* BEGIN Extracted records *
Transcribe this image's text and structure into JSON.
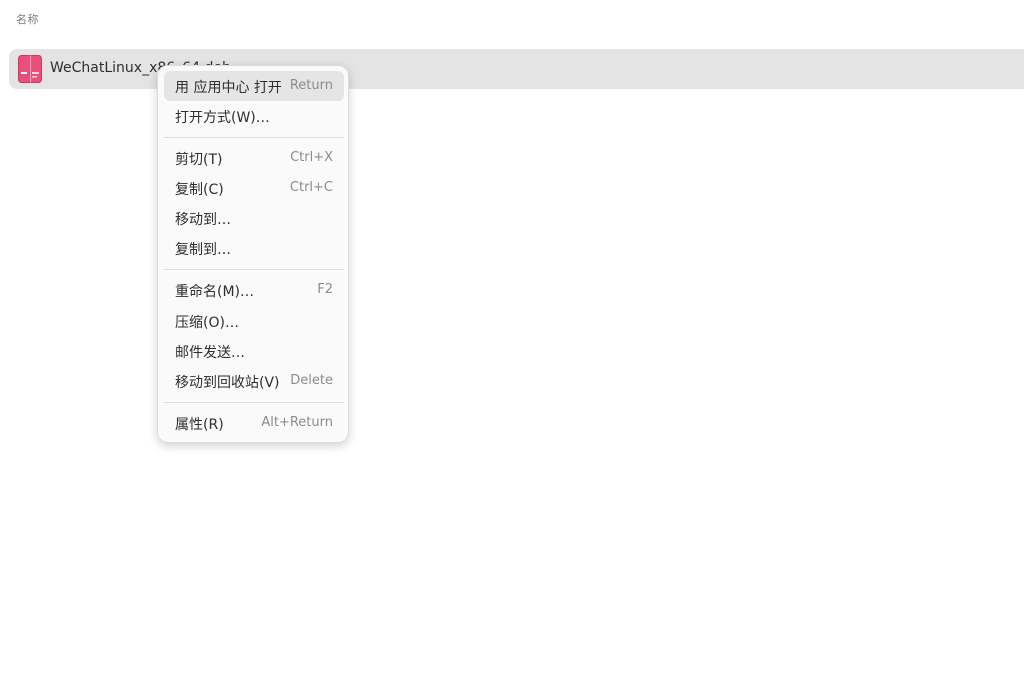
{
  "list": {
    "column_name": "名称"
  },
  "file": {
    "name": "WeChatLinux_x86_64.deb",
    "icon": "deb-package-icon",
    "icon_color": "#e8507a"
  },
  "context_menu": {
    "items": [
      {
        "label": "用 应用中心 打开",
        "accel": "Return"
      },
      {
        "label": "打开方式(W)…",
        "accel": ""
      },
      {
        "label": "剪切(T)",
        "accel": "Ctrl+X"
      },
      {
        "label": "复制(C)",
        "accel": "Ctrl+C"
      },
      {
        "label": "移动到…",
        "accel": ""
      },
      {
        "label": "复制到…",
        "accel": ""
      },
      {
        "label": "重命名(M)…",
        "accel": "F2"
      },
      {
        "label": "压缩(O)…",
        "accel": ""
      },
      {
        "label": "邮件发送…",
        "accel": ""
      },
      {
        "label": "移动到回收站(V)",
        "accel": "Delete"
      },
      {
        "label": "属性(R)",
        "accel": "Alt+Return"
      }
    ]
  },
  "colors": {
    "selection": "#e4e4e4",
    "menu_background": "#fafafa",
    "menu_hover": "#e5e5e5"
  }
}
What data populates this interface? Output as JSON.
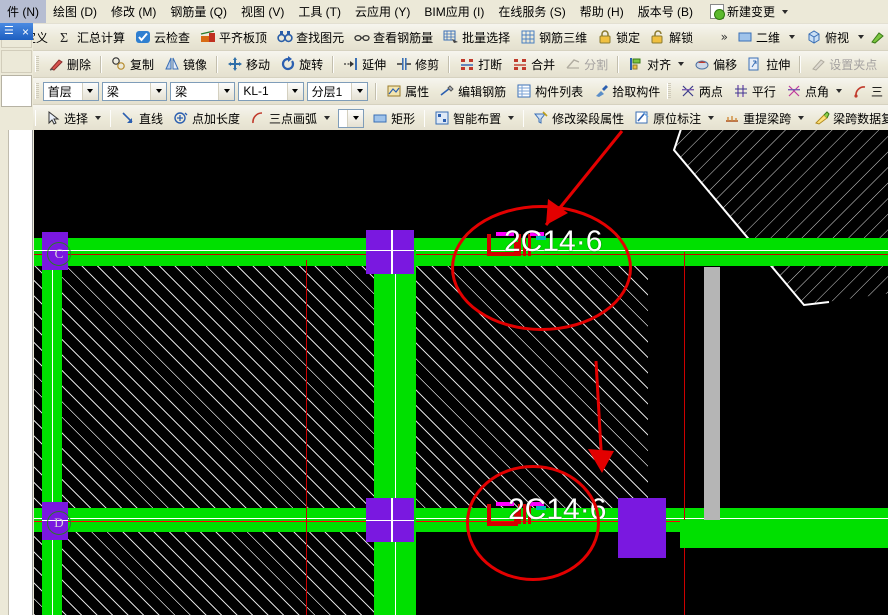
{
  "menubar": {
    "items": [
      {
        "label": "件 (N)",
        "name": "menu-file"
      },
      {
        "label": "绘图 (D)",
        "name": "menu-draw"
      },
      {
        "label": "修改 (M)",
        "name": "menu-modify"
      },
      {
        "label": "钢筋量 (Q)",
        "name": "menu-rebar-quantity"
      },
      {
        "label": "视图 (V)",
        "name": "menu-view"
      },
      {
        "label": "工具 (T)",
        "name": "menu-tools"
      },
      {
        "label": "云应用 (Y)",
        "name": "menu-cloud-apps"
      },
      {
        "label": "BIM应用 (I)",
        "name": "menu-bim-apps"
      },
      {
        "label": "在线服务 (S)",
        "name": "menu-online-service"
      },
      {
        "label": "帮助 (H)",
        "name": "menu-help"
      },
      {
        "label": "版本号 (B)",
        "name": "menu-version"
      }
    ],
    "new_change": "新建变更"
  },
  "toolbar1": {
    "buttons": [
      {
        "label": "定义",
        "icon": "define-icon"
      },
      {
        "label": "汇总计算",
        "icon": "sigma-icon"
      },
      {
        "label": "云检查",
        "icon": "cloud-check-icon"
      },
      {
        "label": "平齐板顶",
        "icon": "align-slab-top-icon"
      },
      {
        "label": "查找图元",
        "icon": "binoculars-icon"
      },
      {
        "label": "查看钢筋量",
        "icon": "glasses-icon"
      },
      {
        "label": "批量选择",
        "icon": "batch-select-icon"
      },
      {
        "label": "钢筋三维",
        "icon": "rebar-3d-icon"
      },
      {
        "label": "锁定",
        "icon": "lock-icon"
      },
      {
        "label": "解锁",
        "icon": "unlock-icon"
      }
    ],
    "overflow": "»",
    "view_mode": "二维",
    "view_angle": "俯视"
  },
  "toolbar2": {
    "panel_pin": "pin-icon",
    "panel_close": "×",
    "buttons": [
      {
        "label": "删除",
        "icon": "delete-icon",
        "disabled": false
      },
      {
        "label": "复制",
        "icon": "copy-icon",
        "disabled": false
      },
      {
        "label": "镜像",
        "icon": "mirror-icon",
        "disabled": false
      },
      {
        "label": "移动",
        "icon": "move-icon",
        "disabled": false
      },
      {
        "label": "旋转",
        "icon": "rotate-icon",
        "disabled": false
      },
      {
        "label": "延伸",
        "icon": "extend-icon",
        "disabled": false
      },
      {
        "label": "修剪",
        "icon": "trim-icon",
        "disabled": false
      },
      {
        "label": "打断",
        "icon": "break-icon",
        "disabled": false
      },
      {
        "label": "合并",
        "icon": "merge-icon",
        "disabled": false
      },
      {
        "label": "分割",
        "icon": "split-icon",
        "disabled": true
      },
      {
        "label": "对齐",
        "icon": "align-icon",
        "disabled": false
      },
      {
        "label": "偏移",
        "icon": "offset-icon",
        "disabled": false
      },
      {
        "label": "拉伸",
        "icon": "stretch-icon",
        "disabled": false
      },
      {
        "label": "设置夹点",
        "icon": "set-grip-icon",
        "disabled": true
      }
    ]
  },
  "toolbar3": {
    "combos": [
      {
        "value": "首层",
        "name": "floor-select"
      },
      {
        "value": "梁",
        "name": "category-select"
      },
      {
        "value": "梁",
        "name": "subcategory-select"
      },
      {
        "value": "KL-1",
        "name": "component-select"
      },
      {
        "value": "分层1",
        "name": "layer-select"
      }
    ],
    "buttons": [
      {
        "label": "属性",
        "icon": "property-icon"
      },
      {
        "label": "编辑钢筋",
        "icon": "edit-rebar-icon"
      },
      {
        "label": "构件列表",
        "icon": "component-list-icon"
      },
      {
        "label": "拾取构件",
        "icon": "pick-component-icon"
      },
      {
        "label": "两点",
        "icon": "two-point-icon"
      },
      {
        "label": "平行",
        "icon": "parallel-icon"
      },
      {
        "label": "点角",
        "icon": "point-angle-icon"
      },
      {
        "label": "三",
        "icon": "three-icon"
      }
    ]
  },
  "toolbar4": {
    "buttons": [
      {
        "label": "选择",
        "icon": "cursor-icon",
        "dropdown": true
      },
      {
        "label": "直线",
        "icon": "line-icon",
        "dropdown": false
      },
      {
        "label": "点加长度",
        "icon": "point-length-icon",
        "dropdown": false
      },
      {
        "label": "三点画弧",
        "icon": "three-point-arc-icon",
        "dropdown": true
      },
      {
        "label": "矩形",
        "icon": "rectangle-icon",
        "dropdown": false
      },
      {
        "label": "智能布置",
        "icon": "smart-layout-icon",
        "dropdown": true
      },
      {
        "label": "修改梁段属性",
        "icon": "modify-beam-segment-icon",
        "dropdown": false
      },
      {
        "label": "原位标注",
        "icon": "in-situ-label-icon",
        "dropdown": true
      },
      {
        "label": "重提梁跨",
        "icon": "re-extract-span-icon",
        "dropdown": true
      },
      {
        "label": "梁跨数据复",
        "icon": "span-data-copy-icon",
        "dropdown": false
      }
    ],
    "empty_combo": ""
  },
  "canvas": {
    "background_color": "#000000",
    "beam_color": "#00e000",
    "column_color": "#7a18e0",
    "axis_color": "#cc0000",
    "annotation_color": "#e30000",
    "axis_labels": [
      {
        "text": "C",
        "name": "grid-axis-label-c"
      },
      {
        "text": "D",
        "name": "grid-axis-label-d"
      }
    ],
    "annotations": [
      {
        "text": "2C14·6",
        "name": "rebar-annotation-upper"
      },
      {
        "text": "2C14·6",
        "name": "rebar-annotation-lower"
      }
    ]
  }
}
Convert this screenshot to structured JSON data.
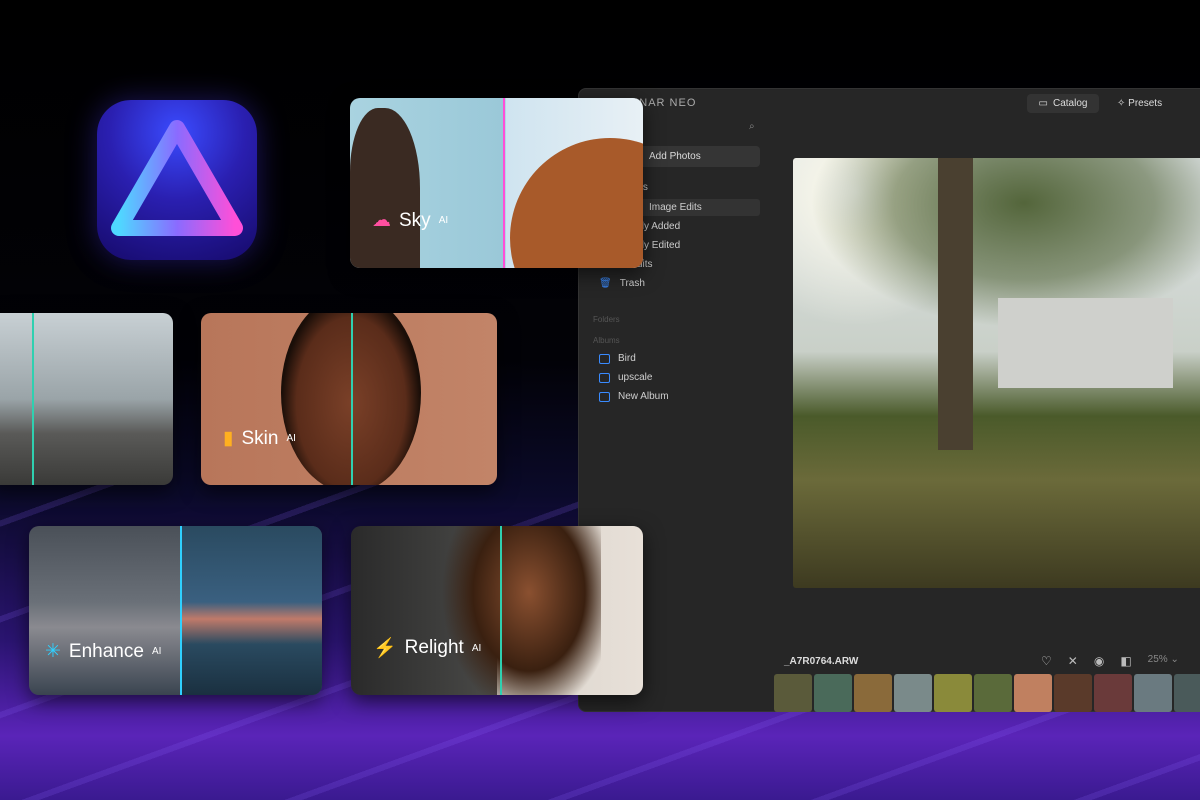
* END Extracted records *
### Required work
Gather up the lines containing the word "JSON" from these records and copy them.

### Exercise output
Transcribe this image's text and structure into JSON.
What data populates this interface? Output as JSON.
Convert this screenshot to structured JSON data.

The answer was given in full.